▶ Work to complete: Reproduce verbatim the lines in the entries below, from the line containing "vpvr-bar-up xyxy=(864,100,868,108)" to the line containing "candle-down xyxy=(347,296,351,310)", with both of those lines included.
[Begin Entries]
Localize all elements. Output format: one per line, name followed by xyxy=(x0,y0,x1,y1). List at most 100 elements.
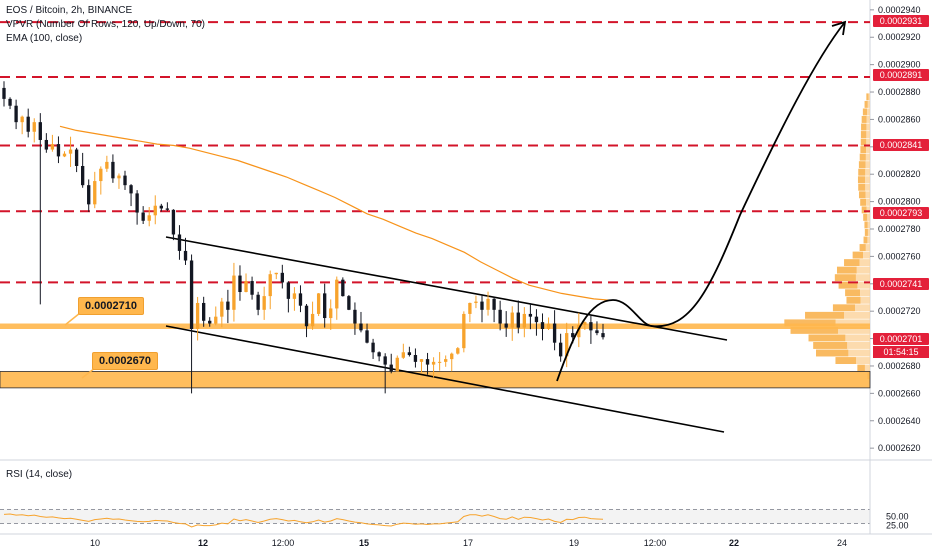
vpvr-bar-up xyxy=(864,100,868,108)
rsi-legend: RSI (14, close) xyxy=(6,469,73,480)
projection-path xyxy=(556,20,847,382)
vpvr-bar-down xyxy=(867,236,870,244)
support-zone xyxy=(0,323,870,329)
candle-down xyxy=(504,323,508,328)
ema-line xyxy=(59,125,611,301)
vpvr-bar-up xyxy=(860,131,867,138)
vpvr-bar-up xyxy=(835,357,857,364)
candle-down xyxy=(601,333,605,338)
candle-up xyxy=(450,353,454,360)
vpvr-bar-up xyxy=(863,213,868,221)
vpvr-bar-down xyxy=(868,93,870,101)
time-tick-label: 12:00 xyxy=(644,538,667,548)
vpvr-bar-down xyxy=(847,342,870,349)
candle-down xyxy=(14,105,18,123)
candle-down xyxy=(347,296,351,310)
candle-down xyxy=(171,209,176,235)
candle-down xyxy=(183,250,188,261)
candle-up xyxy=(62,153,67,157)
candle-down xyxy=(389,364,393,372)
candle-up xyxy=(68,149,73,154)
vpvr-bar-down xyxy=(848,349,870,357)
vpvr-bar-up xyxy=(857,176,866,184)
price-tick-label: 0.0002800 xyxy=(878,197,921,207)
candle-down xyxy=(516,312,520,328)
price-tick-label: 0.0002640 xyxy=(878,416,921,426)
rsi-line xyxy=(3,513,604,528)
price-tick-label: 0.0002940 xyxy=(878,5,921,15)
time-tick-label: 12:00 xyxy=(272,538,295,548)
price-tick-label: 0.0002820 xyxy=(878,169,921,179)
vpvr-bar-up xyxy=(852,251,864,259)
candle-down xyxy=(80,165,85,186)
candle-up xyxy=(244,281,248,293)
channel-lower xyxy=(165,325,725,433)
price-tick-label: 0.0002780 xyxy=(878,224,921,234)
vpvr-bar-down xyxy=(860,289,870,297)
vpvr-bar-down xyxy=(866,198,870,206)
price-tick-label: 0.0002900 xyxy=(878,60,921,70)
vpvr-bar-down xyxy=(867,100,870,108)
vpvr-bar-up xyxy=(864,221,868,229)
candle-down xyxy=(189,260,194,329)
candlesticks xyxy=(2,81,605,394)
candle-down xyxy=(250,281,254,295)
candle-down xyxy=(365,330,369,343)
vpvr-bar-up xyxy=(861,123,867,131)
vpvr-bar-down xyxy=(866,131,870,138)
vpvr-bar-down xyxy=(860,296,870,304)
time-tick-label: 22 xyxy=(729,538,739,548)
vpvr-bar-down xyxy=(859,259,870,267)
candle-up xyxy=(262,296,266,310)
vpvr-bar-down xyxy=(865,176,870,184)
vpvr-bar-up xyxy=(861,116,867,123)
vpvr-bar-up xyxy=(845,289,861,297)
candle-down xyxy=(304,305,309,327)
candle-down xyxy=(407,352,412,356)
candle-up xyxy=(195,302,200,329)
candle-up xyxy=(444,359,448,362)
vpvr-bar-down xyxy=(835,319,870,327)
projection-arrowhead xyxy=(831,20,847,36)
ema-100-line xyxy=(59,125,611,301)
price-tick-label: 0.0002720 xyxy=(878,306,921,316)
vpvr-bar-down xyxy=(866,206,870,214)
vpvr-bar-down xyxy=(867,213,870,221)
vpvr-bar-down xyxy=(845,334,870,342)
vpvr-bar-down xyxy=(865,244,870,251)
candle-up xyxy=(565,333,569,357)
candle-down xyxy=(123,175,127,186)
candle-up xyxy=(577,324,581,338)
time-tick-label: 24 xyxy=(837,538,847,548)
vpvr-bar-up xyxy=(860,198,867,206)
symbol-title: EOS / Bitcoin, 2h, BINANCE xyxy=(6,5,133,16)
candle-up xyxy=(329,308,333,319)
price-tick-label: 0.0002660 xyxy=(878,388,921,398)
candle-up xyxy=(486,298,490,310)
time-tick-label: 15 xyxy=(359,538,369,548)
candle-down xyxy=(26,116,30,132)
vpvr-bar-down xyxy=(863,251,870,259)
candle-up xyxy=(462,313,466,349)
candle-down xyxy=(377,352,381,357)
main-panel xyxy=(0,0,870,460)
vpvr-bar-down xyxy=(864,364,870,372)
candle-up xyxy=(32,122,36,132)
candle-up xyxy=(117,175,121,179)
candle-up xyxy=(274,272,278,275)
time-tick-label: 17 xyxy=(463,538,473,548)
candle-up xyxy=(99,168,103,182)
vpvr-bar-down xyxy=(856,266,870,274)
support-zones xyxy=(0,312,871,389)
candle-down xyxy=(44,139,49,150)
candle-down xyxy=(480,301,484,310)
candle-down xyxy=(202,302,206,321)
vpvr-bar-up xyxy=(860,146,867,154)
vpvr-bar-up xyxy=(861,206,867,214)
candle-down xyxy=(413,355,418,362)
vpvr-bar-up xyxy=(846,296,861,304)
vpvr-bar-down xyxy=(866,146,870,154)
candle-up xyxy=(220,301,224,317)
candle-down xyxy=(383,356,387,365)
candle-up xyxy=(20,116,24,123)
[End Entries]
▶ Task result:
vpvr-bar-up xyxy=(864,100,868,108)
rsi-legend: RSI (14, close) xyxy=(6,469,73,480)
projection-path xyxy=(556,20,847,382)
vpvr-bar-down xyxy=(867,236,870,244)
support-zone xyxy=(0,323,870,329)
candle-down xyxy=(504,323,508,328)
ema-line xyxy=(59,125,611,301)
vpvr-bar-up xyxy=(860,131,867,138)
vpvr-bar-up xyxy=(835,357,857,364)
candle-down xyxy=(601,333,605,338)
candle-up xyxy=(450,353,454,360)
vpvr-bar-up xyxy=(863,213,868,221)
vpvr-bar-down xyxy=(868,93,870,101)
time-tick-label: 12:00 xyxy=(644,538,667,548)
vpvr-bar-down xyxy=(847,342,870,349)
candle-down xyxy=(14,105,18,123)
candle-down xyxy=(347,296,351,310)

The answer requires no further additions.